━━━━━ Stored records

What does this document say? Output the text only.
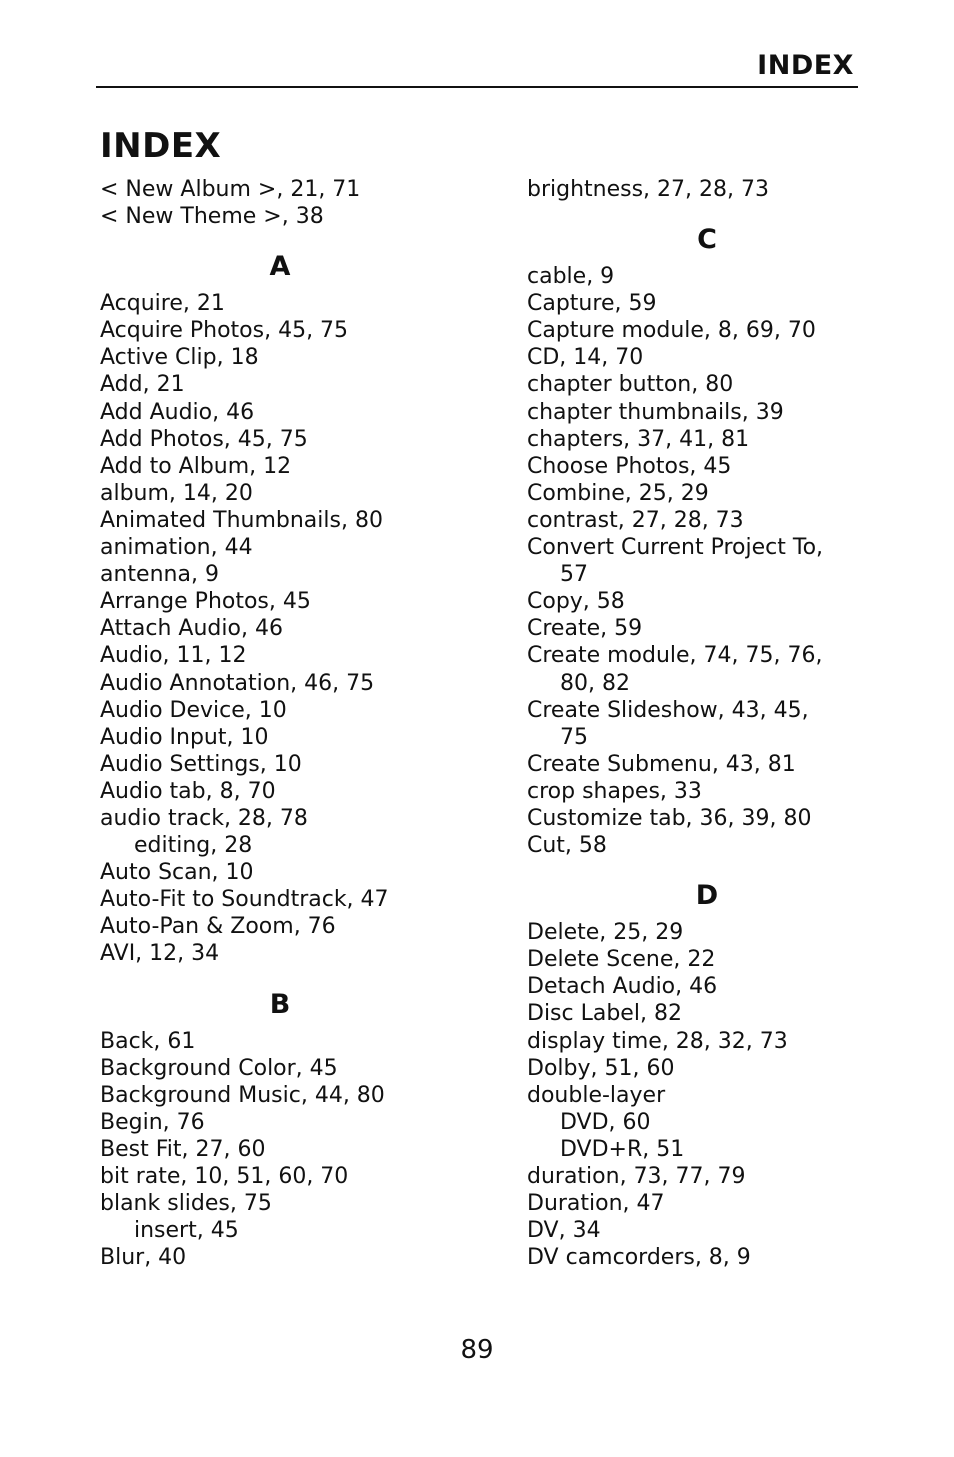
INDEX
INDEX
< New Album >, 21, 71
< New Theme >, 38
A
Acquire, 21
Acquire Photos, 45, 75
Active Clip, 18
Add, 21
Add Audio, 46
Add Photos, 45, 75
Add to Album, 12
album, 14, 20
Animated Thumbnails, 80
animation, 44
antenna, 9
Arrange Photos, 45
Attach Audio, 46
Audio, 11, 12
Audio Annotation, 46, 75
Audio Device, 10
Audio Input, 10
Audio Settings, 10
Audio tab, 8, 70
audio track, 28, 78
editing, 28
Auto Scan, 10
Auto-Fit to Soundtrack, 47
Auto-Pan & Zoom, 76
AVI, 12, 34
B
Back, 61
Background Color, 45
Background Music, 44, 80
Begin, 76
Best Fit, 27, 60
bit rate, 10, 51, 60, 70
blank slides, 75
insert, 45
Blur, 40
brightness, 27, 28, 73
C
cable, 9
Capture, 59
Capture module, 8, 69, 70
CD, 14, 70
chapter button, 80
chapter thumbnails, 39
chapters, 37, 41, 81
Choose Photos, 45
Combine, 25, 29
contrast, 27, 28, 73
Convert Current Project To,
57
Copy, 58
Create, 59
Create module, 74, 75, 76,
80, 82
Create Slideshow, 43, 45,
75
Create Submenu, 43, 81
crop shapes, 33
Customize tab, 36, 39, 80
Cut, 58
D
Delete, 25, 29
Delete Scene, 22
Detach Audio, 46
Disc Label, 82
display time, 28, 32, 73
Dolby, 51, 60
double-layer
DVD, 60
DVD+R, 51
duration, 73, 77, 79
Duration, 47
DV, 34
DV camcorders, 8, 9
89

━━━━━━━━━━

• The task:
Write out the whole listing exactly, and drop the pictures.

• Task output:
What does this document say? Output the text only.
INDEX
INDEX
< New Album >, 21, 71
< New Theme >, 38
A
Acquire, 21
Acquire Photos, 45, 75
Active Clip, 18
Add, 21
Add Audio, 46
Add Photos, 45, 75
Add to Album, 12
album, 14, 20
Animated Thumbnails, 80
animation, 44
antenna, 9
Arrange Photos, 45
Attach Audio, 46
Audio, 11, 12
Audio Annotation, 46, 75
Audio Device, 10
Audio Input, 10
Audio Settings, 10
Audio tab, 8, 70
audio track, 28, 78
editing, 28
Auto Scan, 10
Auto-Fit to Soundtrack, 47
Auto-Pan & Zoom, 76
AVI, 12, 34
B
Back, 61
Background Color, 45
Background Music, 44, 80
Begin, 76
Best Fit, 27, 60
bit rate, 10, 51, 60, 70
blank slides, 75
insert, 45
Blur, 40
brightness, 27, 28, 73
C
cable, 9
Capture, 59
Capture module, 8, 69, 70
CD, 14, 70
chapter button, 80
chapter thumbnails, 39
chapters, 37, 41, 81
Choose Photos, 45
Combine, 25, 29
contrast, 27, 28, 73
Convert Current Project To,
57
Copy, 58
Create, 59
Create module, 74, 75, 76,
80, 82
Create Slideshow, 43, 45,
75
Create Submenu, 43, 81
crop shapes, 33
Customize tab, 36, 39, 80
Cut, 58
D
Delete, 25, 29
Delete Scene, 22
Detach Audio, 46
Disc Label, 82
display time, 28, 32, 73
Dolby, 51, 60
double-layer
DVD, 60
DVD+R, 51
duration, 73, 77, 79
Duration, 47
DV, 34
DV camcorders, 8, 9
89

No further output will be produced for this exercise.